■ **Stated exercise**: Write only the number of lines holding the string "Online".

■ **Records for the exercise**:
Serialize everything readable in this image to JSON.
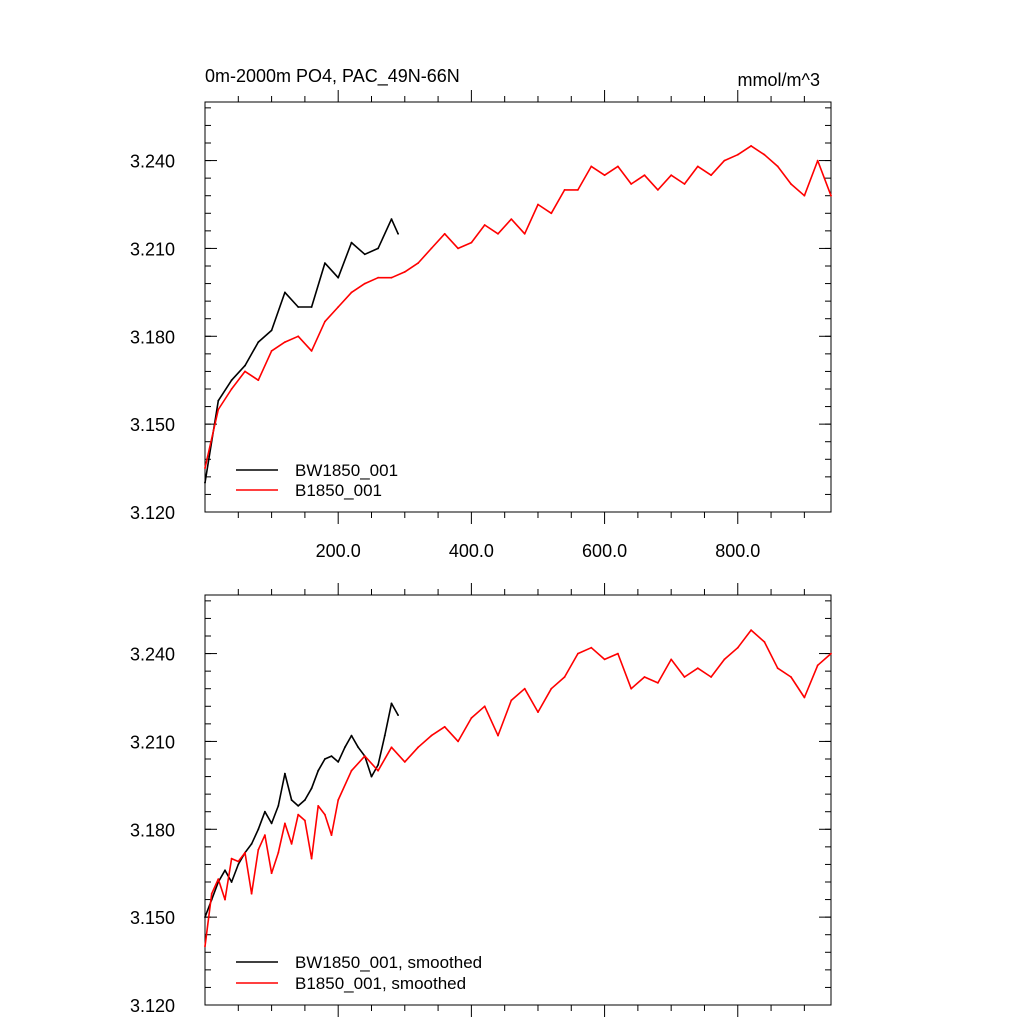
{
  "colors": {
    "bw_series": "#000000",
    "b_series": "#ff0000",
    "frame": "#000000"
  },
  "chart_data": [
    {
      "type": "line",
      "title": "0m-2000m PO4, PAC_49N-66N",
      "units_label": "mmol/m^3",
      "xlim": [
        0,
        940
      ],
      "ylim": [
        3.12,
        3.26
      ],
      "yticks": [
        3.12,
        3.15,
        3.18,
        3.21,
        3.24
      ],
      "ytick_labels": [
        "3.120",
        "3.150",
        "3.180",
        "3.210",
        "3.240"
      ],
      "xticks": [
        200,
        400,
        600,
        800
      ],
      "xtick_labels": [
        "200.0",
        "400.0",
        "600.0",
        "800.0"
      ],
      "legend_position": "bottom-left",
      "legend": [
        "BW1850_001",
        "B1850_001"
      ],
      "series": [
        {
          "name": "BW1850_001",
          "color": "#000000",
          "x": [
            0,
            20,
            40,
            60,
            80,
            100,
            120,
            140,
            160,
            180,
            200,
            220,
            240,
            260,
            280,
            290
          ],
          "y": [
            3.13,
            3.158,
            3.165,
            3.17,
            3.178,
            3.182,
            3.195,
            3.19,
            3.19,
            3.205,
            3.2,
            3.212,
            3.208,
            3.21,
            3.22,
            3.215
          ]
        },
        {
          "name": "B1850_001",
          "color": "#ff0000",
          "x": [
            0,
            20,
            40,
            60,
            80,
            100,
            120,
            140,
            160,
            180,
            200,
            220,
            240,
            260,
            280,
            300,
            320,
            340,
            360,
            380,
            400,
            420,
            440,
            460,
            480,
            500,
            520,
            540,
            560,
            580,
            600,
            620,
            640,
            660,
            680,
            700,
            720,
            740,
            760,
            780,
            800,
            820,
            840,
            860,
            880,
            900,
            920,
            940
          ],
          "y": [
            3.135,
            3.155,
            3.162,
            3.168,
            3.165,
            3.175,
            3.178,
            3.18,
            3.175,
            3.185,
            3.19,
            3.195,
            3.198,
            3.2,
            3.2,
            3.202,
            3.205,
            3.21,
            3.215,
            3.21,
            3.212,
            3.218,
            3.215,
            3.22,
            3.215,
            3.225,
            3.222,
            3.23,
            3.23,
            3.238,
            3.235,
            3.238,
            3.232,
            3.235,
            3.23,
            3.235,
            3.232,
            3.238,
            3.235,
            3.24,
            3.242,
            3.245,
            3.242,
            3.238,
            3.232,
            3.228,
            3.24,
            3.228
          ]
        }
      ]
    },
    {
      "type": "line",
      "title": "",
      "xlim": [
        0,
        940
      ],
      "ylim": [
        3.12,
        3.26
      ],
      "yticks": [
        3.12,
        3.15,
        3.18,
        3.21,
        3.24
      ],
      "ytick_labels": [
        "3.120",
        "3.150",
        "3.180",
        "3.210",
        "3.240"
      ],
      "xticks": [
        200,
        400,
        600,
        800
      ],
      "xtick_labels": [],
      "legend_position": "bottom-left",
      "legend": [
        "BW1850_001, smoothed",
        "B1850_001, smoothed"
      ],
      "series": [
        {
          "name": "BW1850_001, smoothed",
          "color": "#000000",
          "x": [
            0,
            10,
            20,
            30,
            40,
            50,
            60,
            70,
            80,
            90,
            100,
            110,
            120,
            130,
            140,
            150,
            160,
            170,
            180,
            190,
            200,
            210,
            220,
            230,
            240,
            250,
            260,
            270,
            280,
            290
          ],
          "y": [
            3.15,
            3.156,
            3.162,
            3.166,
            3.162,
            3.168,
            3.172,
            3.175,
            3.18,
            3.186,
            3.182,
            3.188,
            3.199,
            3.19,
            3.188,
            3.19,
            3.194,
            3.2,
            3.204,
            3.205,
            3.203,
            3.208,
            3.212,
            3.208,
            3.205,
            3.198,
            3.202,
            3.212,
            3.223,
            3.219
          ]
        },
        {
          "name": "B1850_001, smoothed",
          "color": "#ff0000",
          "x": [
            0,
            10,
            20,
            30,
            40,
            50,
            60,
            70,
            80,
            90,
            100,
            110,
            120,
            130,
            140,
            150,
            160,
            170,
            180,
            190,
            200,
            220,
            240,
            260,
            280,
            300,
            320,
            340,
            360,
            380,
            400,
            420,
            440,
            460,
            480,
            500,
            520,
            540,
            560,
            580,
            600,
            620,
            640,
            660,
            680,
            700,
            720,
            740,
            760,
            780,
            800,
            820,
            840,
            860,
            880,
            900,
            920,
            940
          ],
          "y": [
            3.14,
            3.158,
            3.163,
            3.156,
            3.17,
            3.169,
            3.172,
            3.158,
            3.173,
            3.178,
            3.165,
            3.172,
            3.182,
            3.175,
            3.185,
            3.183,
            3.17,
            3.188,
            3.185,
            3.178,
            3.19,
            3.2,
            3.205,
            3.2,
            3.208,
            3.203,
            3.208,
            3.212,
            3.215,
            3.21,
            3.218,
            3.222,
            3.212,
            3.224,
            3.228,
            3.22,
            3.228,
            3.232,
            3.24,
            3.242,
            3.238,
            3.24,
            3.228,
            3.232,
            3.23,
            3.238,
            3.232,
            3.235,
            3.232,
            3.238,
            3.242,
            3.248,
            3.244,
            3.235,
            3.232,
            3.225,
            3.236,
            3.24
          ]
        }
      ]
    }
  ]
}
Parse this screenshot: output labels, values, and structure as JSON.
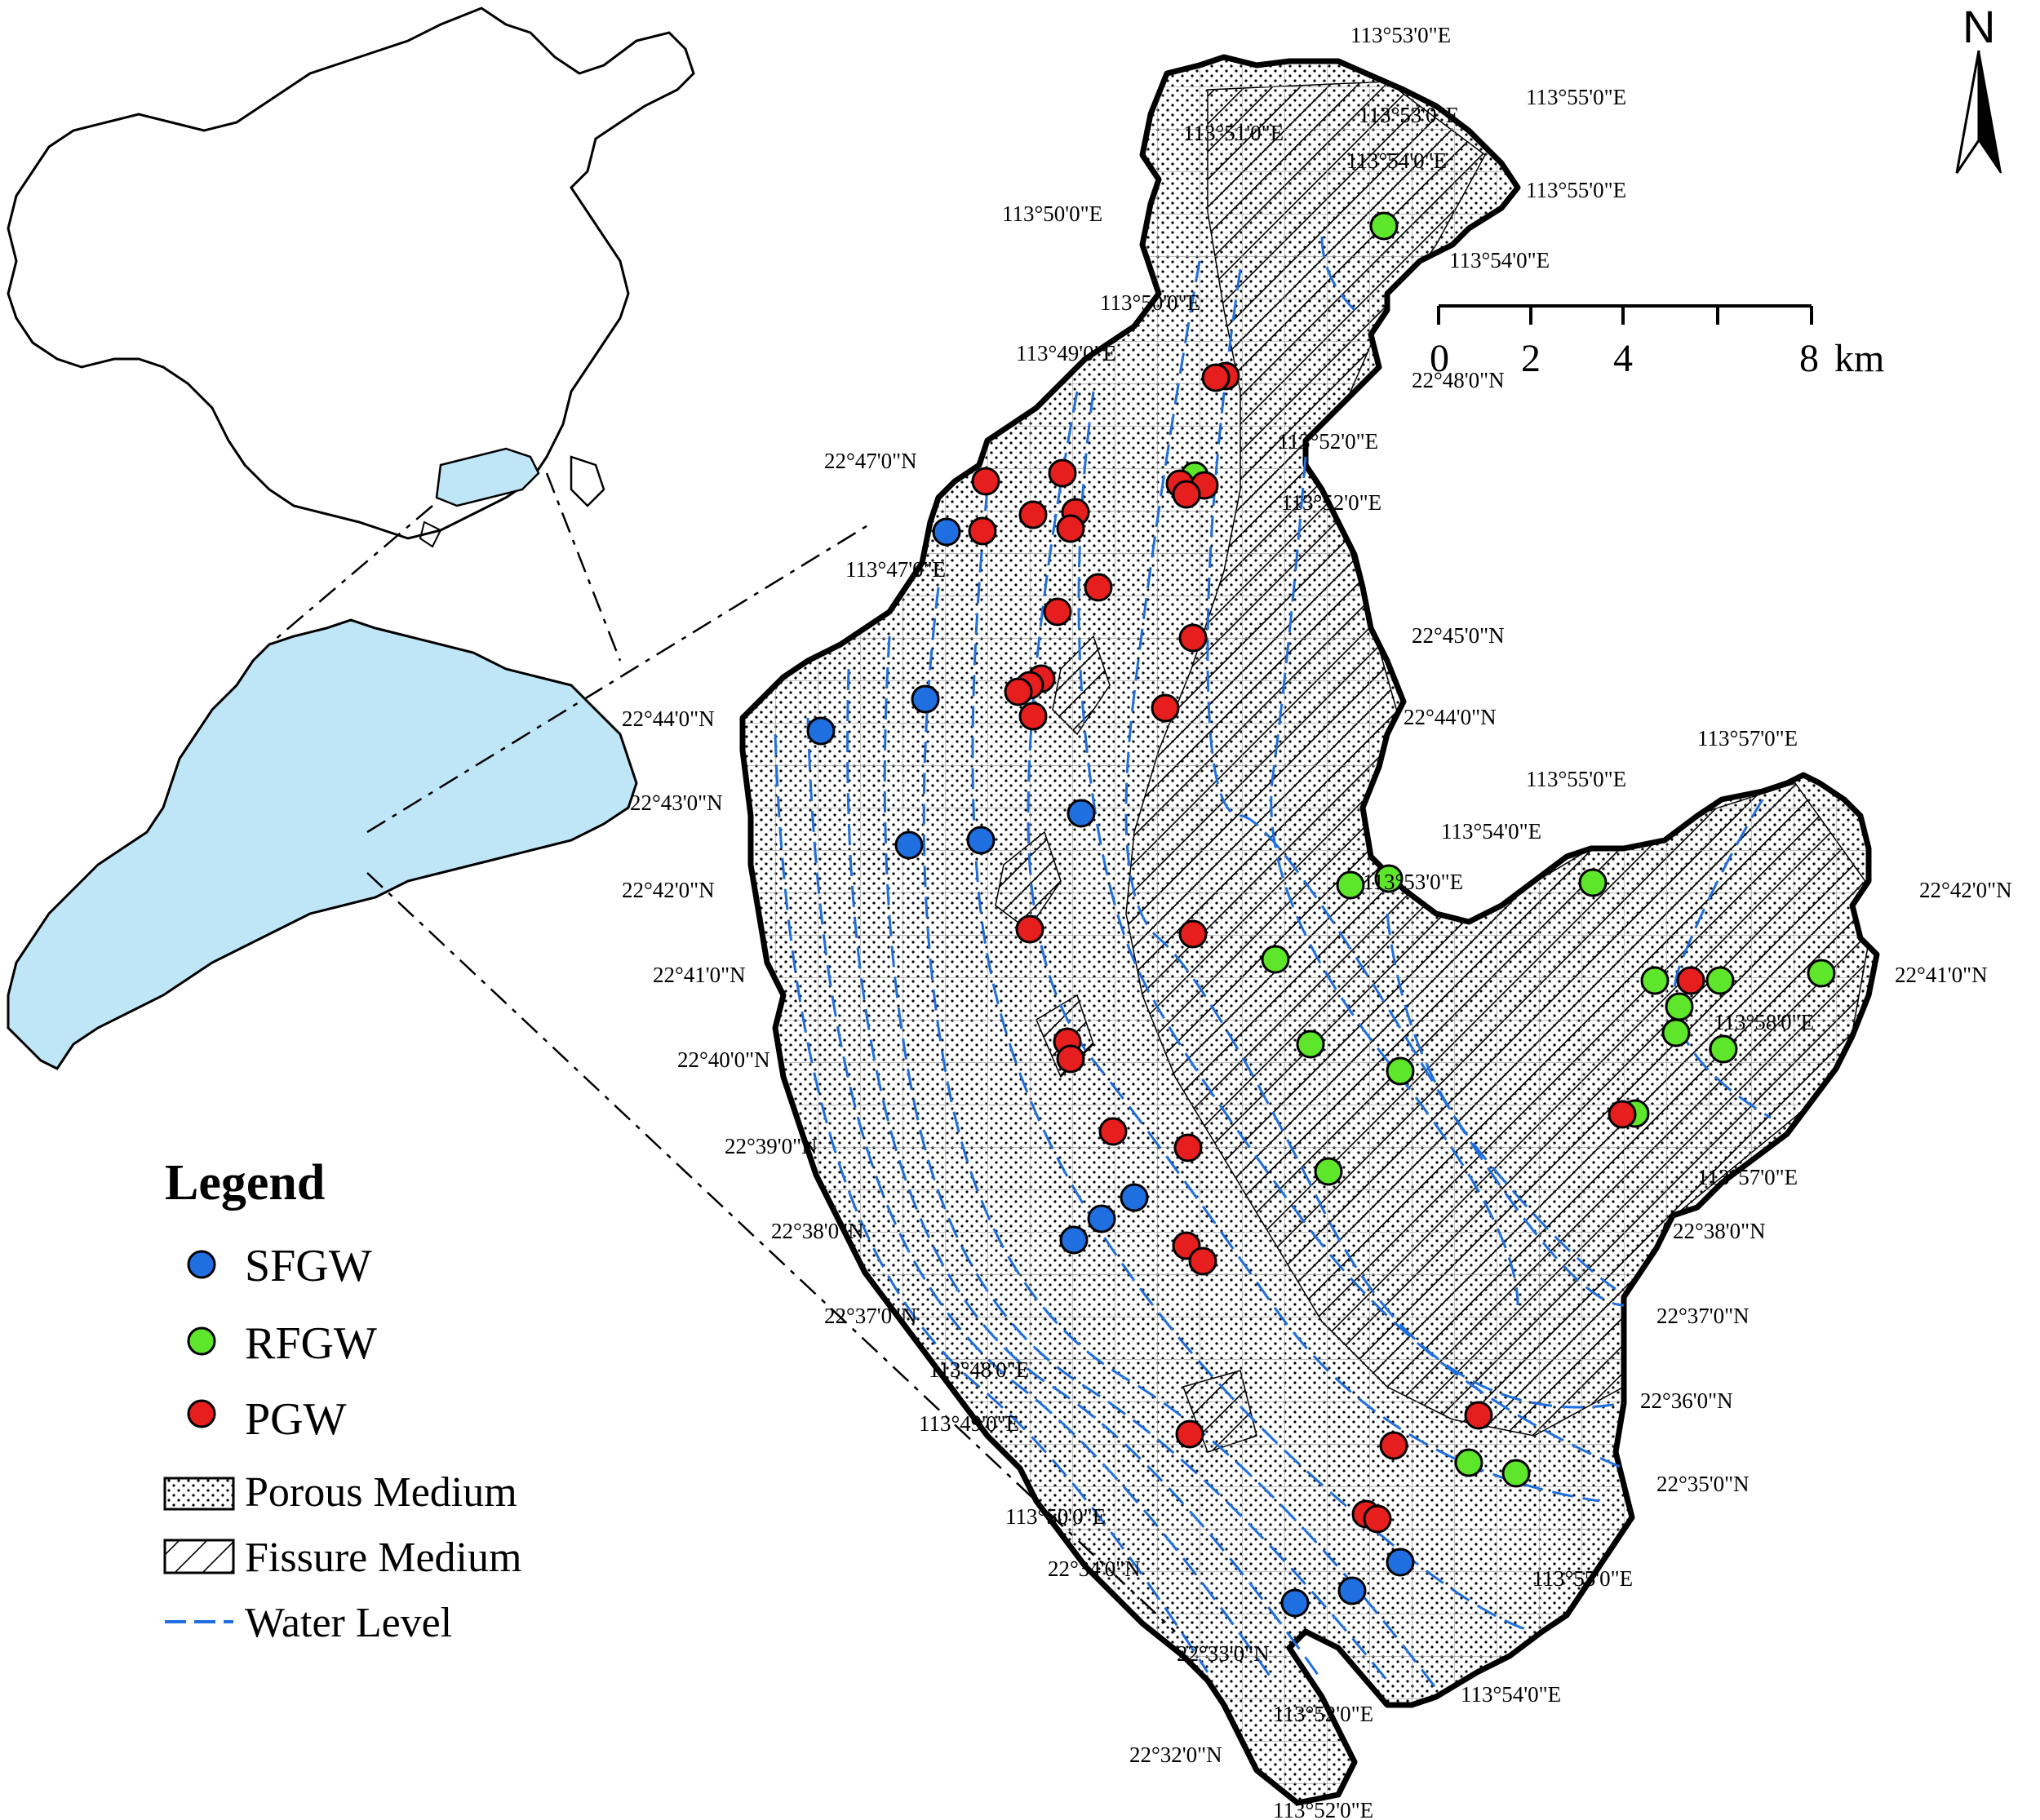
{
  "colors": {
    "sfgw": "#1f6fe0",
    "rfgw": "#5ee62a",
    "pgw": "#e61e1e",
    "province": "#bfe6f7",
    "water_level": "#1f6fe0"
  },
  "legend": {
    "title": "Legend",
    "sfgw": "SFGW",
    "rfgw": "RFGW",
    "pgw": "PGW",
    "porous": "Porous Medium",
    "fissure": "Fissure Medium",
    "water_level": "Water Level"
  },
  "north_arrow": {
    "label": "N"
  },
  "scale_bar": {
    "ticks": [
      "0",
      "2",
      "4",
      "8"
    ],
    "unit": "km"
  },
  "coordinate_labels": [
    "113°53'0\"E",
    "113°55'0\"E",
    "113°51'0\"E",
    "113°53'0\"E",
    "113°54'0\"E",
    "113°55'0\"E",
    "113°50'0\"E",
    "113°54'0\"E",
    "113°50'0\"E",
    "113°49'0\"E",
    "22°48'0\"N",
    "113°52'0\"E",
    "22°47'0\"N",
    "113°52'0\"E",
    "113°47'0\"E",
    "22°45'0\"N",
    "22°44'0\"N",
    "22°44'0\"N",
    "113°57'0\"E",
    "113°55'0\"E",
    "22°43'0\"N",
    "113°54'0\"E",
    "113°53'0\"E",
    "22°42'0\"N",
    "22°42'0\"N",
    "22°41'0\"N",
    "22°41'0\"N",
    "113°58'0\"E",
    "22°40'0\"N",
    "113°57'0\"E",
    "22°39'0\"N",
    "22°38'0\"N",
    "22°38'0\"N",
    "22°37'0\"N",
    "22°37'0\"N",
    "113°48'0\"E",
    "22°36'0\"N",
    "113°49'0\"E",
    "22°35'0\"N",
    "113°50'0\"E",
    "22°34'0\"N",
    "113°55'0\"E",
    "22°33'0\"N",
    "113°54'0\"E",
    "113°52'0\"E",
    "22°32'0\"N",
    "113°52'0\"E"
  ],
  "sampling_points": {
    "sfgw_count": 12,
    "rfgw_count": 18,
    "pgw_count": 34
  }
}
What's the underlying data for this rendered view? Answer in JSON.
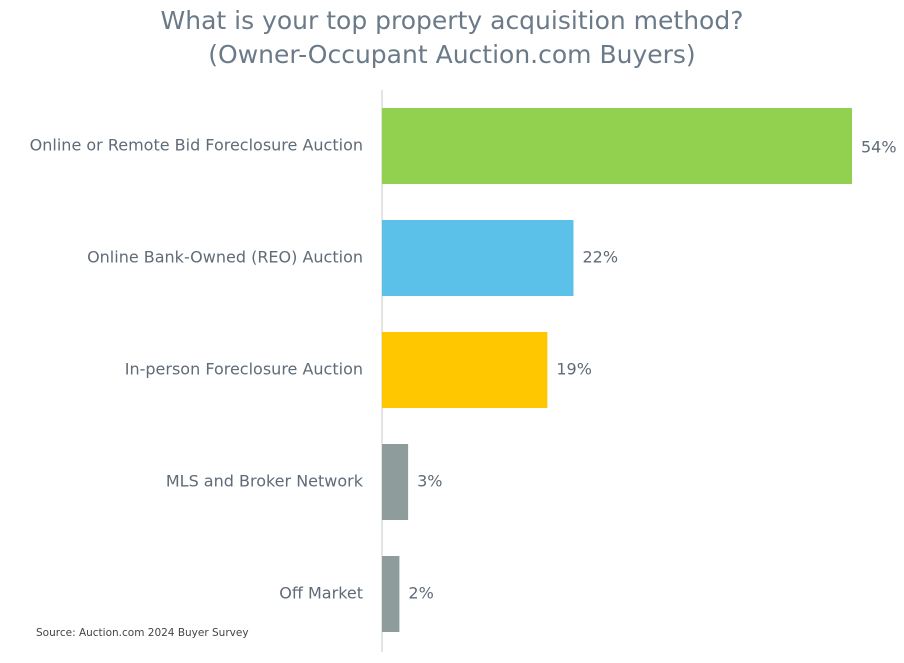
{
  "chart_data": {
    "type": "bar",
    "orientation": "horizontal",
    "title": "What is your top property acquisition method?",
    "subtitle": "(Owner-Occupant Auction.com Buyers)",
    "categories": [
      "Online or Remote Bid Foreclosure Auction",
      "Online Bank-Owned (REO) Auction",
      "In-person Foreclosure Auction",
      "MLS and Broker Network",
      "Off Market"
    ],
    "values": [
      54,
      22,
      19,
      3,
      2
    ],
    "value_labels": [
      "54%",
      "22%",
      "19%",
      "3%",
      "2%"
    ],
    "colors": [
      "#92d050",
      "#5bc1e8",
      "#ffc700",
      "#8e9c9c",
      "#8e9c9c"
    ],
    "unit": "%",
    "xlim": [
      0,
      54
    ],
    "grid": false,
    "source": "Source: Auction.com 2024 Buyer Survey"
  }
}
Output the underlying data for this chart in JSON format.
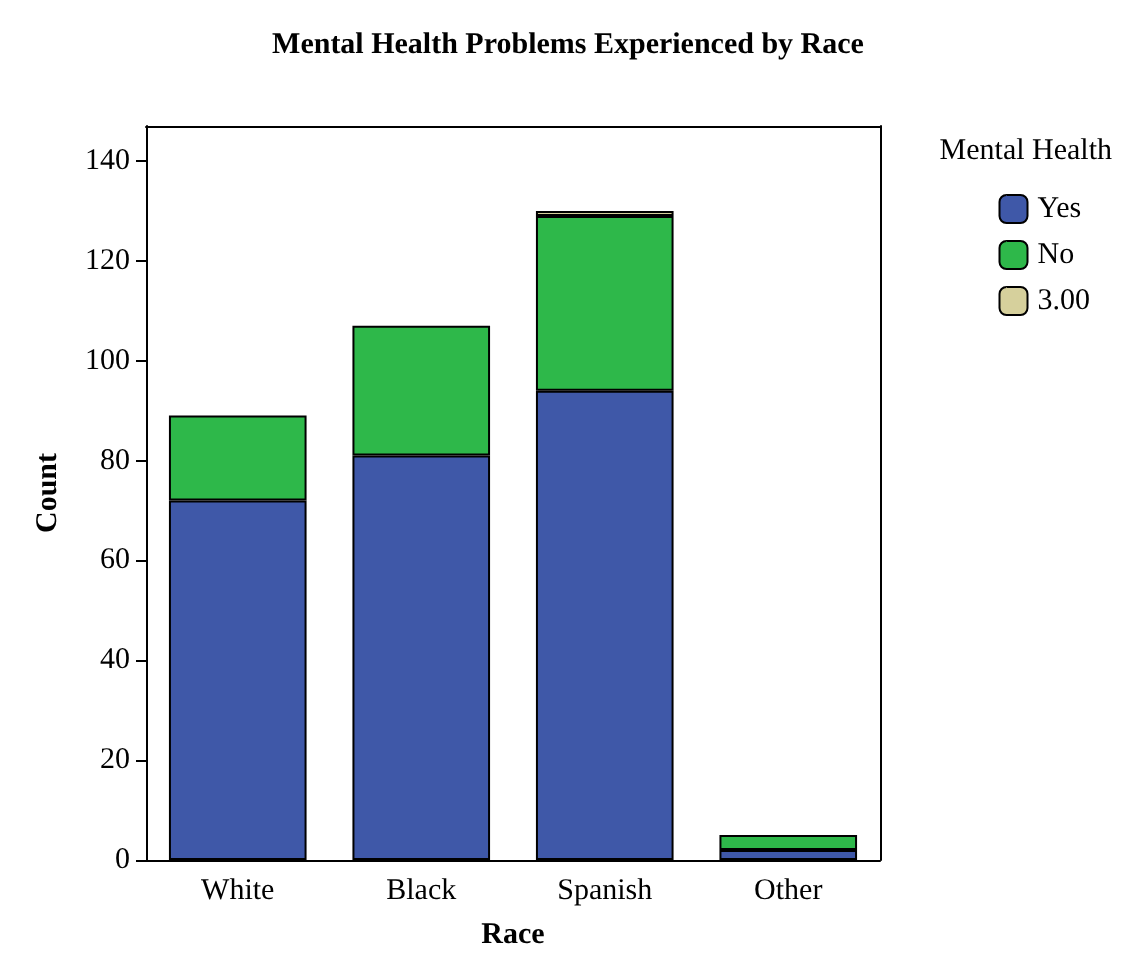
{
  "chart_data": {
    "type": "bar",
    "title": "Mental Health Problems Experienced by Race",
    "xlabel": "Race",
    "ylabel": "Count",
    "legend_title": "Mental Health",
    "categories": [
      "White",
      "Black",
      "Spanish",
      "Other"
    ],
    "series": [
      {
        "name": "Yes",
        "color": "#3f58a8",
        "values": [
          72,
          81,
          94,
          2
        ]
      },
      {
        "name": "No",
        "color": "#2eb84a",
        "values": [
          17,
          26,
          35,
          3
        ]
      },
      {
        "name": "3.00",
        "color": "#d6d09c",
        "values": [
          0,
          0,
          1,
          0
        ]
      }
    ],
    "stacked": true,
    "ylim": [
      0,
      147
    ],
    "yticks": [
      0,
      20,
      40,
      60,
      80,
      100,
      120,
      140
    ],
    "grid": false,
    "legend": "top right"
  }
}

■ **Solution to this exercise**: 2